→ **DO THIS**
State how many lines of the entries hold the string "Surface", and output nothing but that count.

→ **INFORMATION PROVIDED**

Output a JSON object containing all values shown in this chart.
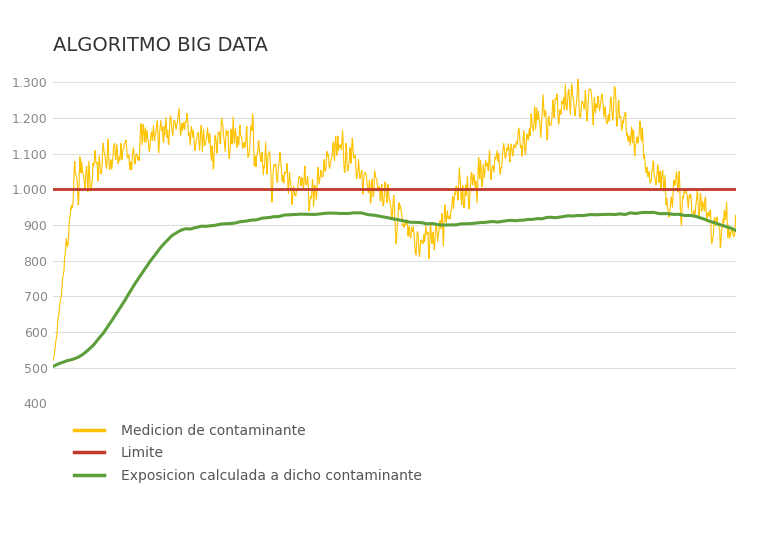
{
  "title": "ALGORITMO BIG DATA",
  "title_fontsize": 14,
  "title_color": "#333333",
  "title_fontweight": "normal",
  "ylim": [
    400,
    1350
  ],
  "yticks": [
    400,
    500,
    600,
    700,
    800,
    900,
    1000,
    1100,
    1200,
    1300
  ],
  "ytick_labels": [
    "400",
    "500",
    "600",
    "700",
    "800",
    "900",
    "1.000",
    "1.100",
    "1.200",
    "1.300"
  ],
  "limit_value": 1000,
  "line_yellow": "#FFC200",
  "line_red": "#C0392B",
  "line_green": "#5B9E3A",
  "background_color": "#FFFFFF",
  "grid_color": "#DDDDDD",
  "legend_labels": [
    "Medicion de contaminante",
    "Limite",
    "Exposicion calculada a dicho contaminante"
  ],
  "legend_fontsize": 10,
  "n_points": 1200,
  "tick_color": "#888888",
  "tick_fontsize": 9
}
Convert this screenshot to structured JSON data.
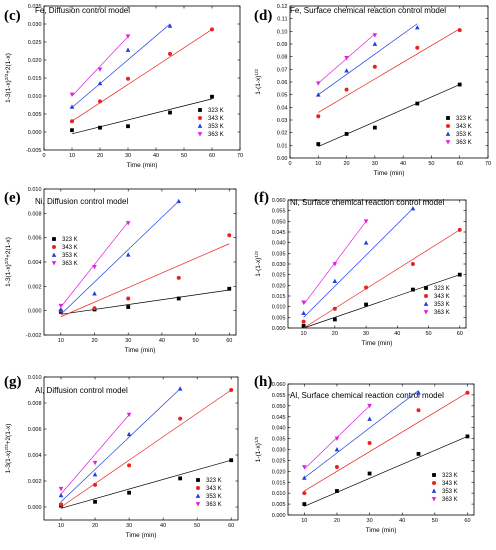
{
  "colors": {
    "323 K": "#000000",
    "343 K": "#e8231f",
    "353 K": "#1f3fe0",
    "363 K": "#e21ee2"
  },
  "markers": {
    "323 K": "square",
    "343 K": "circle",
    "353 K": "triangle-up",
    "363 K": "triangle-down"
  },
  "chart_data": [
    {
      "id": "c",
      "letter": "(c)",
      "type": "scatter",
      "title": "Fe, Diffusion control model",
      "xlabel": "Time (min)",
      "ylabel": "1-3(1-x)^{2/3}+2(1-x)",
      "xlim": [
        0,
        70
      ],
      "ylim": [
        -0.005,
        0.035
      ],
      "xticks": [
        0,
        10,
        20,
        30,
        40,
        50,
        60,
        70
      ],
      "yticks": [
        -0.005,
        0.0,
        0.005,
        0.01,
        0.015,
        0.02,
        0.025,
        0.03,
        0.035
      ],
      "xtick_labels": [
        "0",
        "10",
        "20",
        "30",
        "40",
        "50",
        "60",
        "70"
      ],
      "ytick_labels": [
        "-0.005",
        "0.000",
        "0.005",
        "0.010",
        "0.015",
        "0.020",
        "0.025",
        "0.030",
        "0.035"
      ],
      "legend_position": "bottom-right",
      "series": [
        {
          "name": "323 K",
          "x": [
            10,
            20,
            30,
            45,
            60
          ],
          "y": [
            0.0005,
            0.0012,
            0.0016,
            0.0054,
            0.0098
          ],
          "fit_x": [
            10,
            60
          ],
          "fit_y": [
            -0.0005,
            0.0092
          ]
        },
        {
          "name": "343 K",
          "x": [
            10,
            20,
            30,
            45,
            60
          ],
          "y": [
            0.003,
            0.0085,
            0.0148,
            0.0217,
            0.0285
          ],
          "fit_x": [
            10,
            60
          ],
          "fit_y": [
            0.003,
            0.0285
          ]
        },
        {
          "name": "353 K",
          "x": [
            10,
            20,
            30,
            45
          ],
          "y": [
            0.007,
            0.0135,
            0.0228,
            0.0295
          ],
          "fit_x": [
            10,
            45
          ],
          "fit_y": [
            0.0068,
            0.03
          ]
        },
        {
          "name": "363 K",
          "x": [
            10,
            20,
            30
          ],
          "y": [
            0.0104,
            0.0174,
            0.0266
          ],
          "fit_x": [
            10,
            30
          ],
          "fit_y": [
            0.01,
            0.0265
          ]
        }
      ]
    },
    {
      "id": "d",
      "letter": "(d)",
      "type": "scatter",
      "title": "Fe, Surface chemical reaction control model",
      "xlabel": "Time (min)",
      "ylabel": "1-(1-x)^{1/3}",
      "xlim": [
        0,
        70
      ],
      "ylim": [
        0.0,
        0.12
      ],
      "xticks": [
        0,
        10,
        20,
        30,
        40,
        50,
        60,
        70
      ],
      "yticks": [
        0.0,
        0.01,
        0.02,
        0.03,
        0.04,
        0.05,
        0.06,
        0.07,
        0.08,
        0.09,
        0.1,
        0.11,
        0.12
      ],
      "xtick_labels": [
        "0",
        "10",
        "20",
        "30",
        "40",
        "50",
        "60",
        "70"
      ],
      "ytick_labels": [
        "0.00",
        "0.01",
        "0.02",
        "0.03",
        "0.04",
        "0.05",
        "0.06",
        "0.07",
        "0.08",
        "0.09",
        "0.10",
        "0.11",
        "0.12"
      ],
      "legend_position": "bottom-right",
      "series": [
        {
          "name": "323 K",
          "x": [
            10,
            20,
            30,
            45,
            60
          ],
          "y": [
            0.011,
            0.019,
            0.024,
            0.043,
            0.058
          ],
          "fit_x": [
            10,
            60
          ],
          "fit_y": [
            0.009,
            0.058
          ]
        },
        {
          "name": "343 K",
          "x": [
            10,
            20,
            30,
            45,
            60
          ],
          "y": [
            0.033,
            0.054,
            0.072,
            0.087,
            0.101
          ],
          "fit_x": [
            10,
            60
          ],
          "fit_y": [
            0.036,
            0.102
          ]
        },
        {
          "name": "353 K",
          "x": [
            10,
            20,
            30,
            45
          ],
          "y": [
            0.05,
            0.069,
            0.09,
            0.103
          ],
          "fit_x": [
            10,
            45
          ],
          "fit_y": [
            0.05,
            0.106
          ]
        },
        {
          "name": "363 K",
          "x": [
            10,
            20,
            30
          ],
          "y": [
            0.059,
            0.079,
            0.097
          ],
          "fit_x": [
            10,
            30
          ],
          "fit_y": [
            0.059,
            0.098
          ]
        }
      ]
    },
    {
      "id": "e",
      "letter": "(e)",
      "type": "scatter",
      "title": "Ni, Diffusion control model",
      "xlabel": "Time (min)",
      "ylabel": "1-3(1-x)^{2/3}+2(1-x)",
      "xlim": [
        5,
        62
      ],
      "ylim": [
        -0.002,
        0.01
      ],
      "xticks": [
        10,
        20,
        30,
        40,
        50,
        60
      ],
      "yticks": [
        -0.002,
        0.0,
        0.002,
        0.004,
        0.006,
        0.008,
        0.01
      ],
      "xtick_labels": [
        "10",
        "20",
        "30",
        "40",
        "50",
        "60"
      ],
      "ytick_labels": [
        "-0.002",
        "0.000",
        "0.002",
        "0.004",
        "0.006",
        "0.008",
        "0.010"
      ],
      "legend_position": "top-left",
      "series": [
        {
          "name": "323 K",
          "x": [
            10,
            20,
            30,
            45,
            60
          ],
          "y": [
            -0.0001,
            0.0001,
            0.0003,
            0.001,
            0.0018
          ],
          "fit_x": [
            10,
            60
          ],
          "fit_y": [
            -0.0003,
            0.0017
          ]
        },
        {
          "name": "343 K",
          "x": [
            10,
            20,
            30,
            45,
            60
          ],
          "y": [
            0.0,
            0.0002,
            0.001,
            0.0027,
            0.0062
          ],
          "fit_x": [
            10,
            60
          ],
          "fit_y": [
            -0.0005,
            0.0055
          ]
        },
        {
          "name": "353 K",
          "x": [
            10,
            20,
            30,
            45
          ],
          "y": [
            0.0001,
            0.0014,
            0.0046,
            0.009
          ],
          "fit_x": [
            10,
            45
          ],
          "fit_y": [
            -0.0003,
            0.009
          ]
        },
        {
          "name": "363 K",
          "x": [
            10,
            20,
            30
          ],
          "y": [
            0.0004,
            0.0036,
            0.0072
          ],
          "fit_x": [
            10,
            30
          ],
          "fit_y": [
            0.0003,
            0.0073
          ]
        }
      ]
    },
    {
      "id": "f",
      "letter": "(f)",
      "type": "scatter",
      "title": "Ni, Surface chemical reaction control model",
      "xlabel": "Time (min)",
      "ylabel": "1-(1-x)^{1/3}",
      "xlim": [
        5,
        62
      ],
      "ylim": [
        0.0,
        0.06
      ],
      "xticks": [
        10,
        20,
        30,
        40,
        50,
        60
      ],
      "yticks": [
        0.0,
        0.005,
        0.01,
        0.015,
        0.02,
        0.025,
        0.03,
        0.035,
        0.04,
        0.045,
        0.05,
        0.055,
        0.06
      ],
      "xtick_labels": [
        "10",
        "20",
        "30",
        "40",
        "50",
        "60"
      ],
      "ytick_labels": [
        "0.000",
        "0.005",
        "0.010",
        "0.015",
        "0.020",
        "0.025",
        "0.030",
        "0.035",
        "0.040",
        "0.045",
        "0.050",
        "0.055",
        "0.060"
      ],
      "legend_position": "bottom-right",
      "series": [
        {
          "name": "323 K",
          "x": [
            10,
            20,
            30,
            45,
            60
          ],
          "y": [
            0.001,
            0.004,
            0.011,
            0.018,
            0.025
          ],
          "fit_x": [
            10,
            60
          ],
          "fit_y": [
            0.0,
            0.025
          ]
        },
        {
          "name": "343 K",
          "x": [
            10,
            20,
            30,
            45,
            60
          ],
          "y": [
            0.003,
            0.009,
            0.019,
            0.03,
            0.046
          ],
          "fit_x": [
            10,
            60
          ],
          "fit_y": [
            0.0,
            0.046
          ]
        },
        {
          "name": "353 K",
          "x": [
            10,
            20,
            30,
            45
          ],
          "y": [
            0.007,
            0.022,
            0.04,
            0.056
          ],
          "fit_x": [
            10,
            45
          ],
          "fit_y": [
            0.005,
            0.056
          ]
        },
        {
          "name": "363 K",
          "x": [
            10,
            20,
            30
          ],
          "y": [
            0.012,
            0.03,
            0.05
          ],
          "fit_x": [
            10,
            30
          ],
          "fit_y": [
            0.011,
            0.05
          ]
        }
      ]
    },
    {
      "id": "g",
      "letter": "(g)",
      "type": "scatter",
      "title": "Al, Diffusion control model",
      "xlabel": "Time (min)",
      "ylabel": "1-3(1-x)^{2/3}+2(1-x)",
      "xlim": [
        5,
        62
      ],
      "ylim": [
        -0.001,
        0.01
      ],
      "xticks": [
        10,
        20,
        30,
        40,
        50,
        60
      ],
      "yticks": [
        0.0,
        0.002,
        0.004,
        0.006,
        0.008,
        0.01
      ],
      "xtick_labels": [
        "10",
        "20",
        "30",
        "40",
        "50",
        "60"
      ],
      "ytick_labels": [
        "0.000",
        "0.002",
        "0.004",
        "0.006",
        "0.008",
        "0.010"
      ],
      "legend_position": "bottom-right",
      "series": [
        {
          "name": "323 K",
          "x": [
            10,
            20,
            30,
            45,
            60
          ],
          "y": [
            0.0001,
            0.0004,
            0.0011,
            0.0022,
            0.0036
          ],
          "fit_x": [
            10,
            60
          ],
          "fit_y": [
            -0.0001,
            0.0036
          ]
        },
        {
          "name": "343 K",
          "x": [
            10,
            20,
            30,
            45,
            60
          ],
          "y": [
            0.0002,
            0.0017,
            0.0032,
            0.0068,
            0.009
          ],
          "fit_x": [
            10,
            60
          ],
          "fit_y": [
            0.0,
            0.009
          ]
        },
        {
          "name": "353 K",
          "x": [
            10,
            20,
            30,
            45
          ],
          "y": [
            0.0009,
            0.0025,
            0.0056,
            0.0091
          ],
          "fit_x": [
            10,
            45
          ],
          "fit_y": [
            0.0004,
            0.0091
          ]
        },
        {
          "name": "363 K",
          "x": [
            10,
            20,
            30
          ],
          "y": [
            0.0014,
            0.0034,
            0.0071
          ],
          "fit_x": [
            10,
            30
          ],
          "fit_y": [
            0.001,
            0.0071
          ]
        }
      ]
    },
    {
      "id": "h",
      "letter": "(h)",
      "type": "scatter",
      "title": "Al, Surface chemical reaction control model",
      "xlabel": "Time (min)",
      "ylabel": "1-(1-x)^{1/3}",
      "xlim": [
        5,
        62
      ],
      "ylim": [
        0.0,
        0.06
      ],
      "xticks": [
        10,
        20,
        30,
        40,
        50,
        60
      ],
      "yticks": [
        0.0,
        0.005,
        0.01,
        0.015,
        0.02,
        0.025,
        0.03,
        0.035,
        0.04,
        0.045,
        0.05,
        0.055,
        0.06
      ],
      "xtick_labels": [
        "10",
        "20",
        "30",
        "40",
        "50",
        "60"
      ],
      "ytick_labels": [
        "0.000",
        "0.005",
        "0.010",
        "0.015",
        "0.020",
        "0.025",
        "0.030",
        "0.035",
        "0.040",
        "0.045",
        "0.050",
        "0.055",
        "0.060"
      ],
      "legend_position": "bottom-right",
      "series": [
        {
          "name": "323 K",
          "x": [
            10,
            20,
            30,
            45,
            60
          ],
          "y": [
            0.005,
            0.011,
            0.019,
            0.028,
            0.036
          ],
          "fit_x": [
            10,
            60
          ],
          "fit_y": [
            0.004,
            0.036
          ]
        },
        {
          "name": "343 K",
          "x": [
            10,
            20,
            30,
            45,
            60
          ],
          "y": [
            0.01,
            0.022,
            0.033,
            0.048,
            0.056
          ],
          "fit_x": [
            10,
            60
          ],
          "fit_y": [
            0.011,
            0.056
          ]
        },
        {
          "name": "353 K",
          "x": [
            10,
            20,
            30,
            45
          ],
          "y": [
            0.017,
            0.03,
            0.044,
            0.056
          ],
          "fit_x": [
            10,
            45
          ],
          "fit_y": [
            0.017,
            0.057
          ]
        },
        {
          "name": "363 K",
          "x": [
            10,
            20,
            30
          ],
          "y": [
            0.022,
            0.035,
            0.05
          ],
          "fit_x": [
            10,
            30
          ],
          "fit_y": [
            0.021,
            0.05
          ]
        }
      ]
    }
  ]
}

→ **FINISHED ANSWER**
3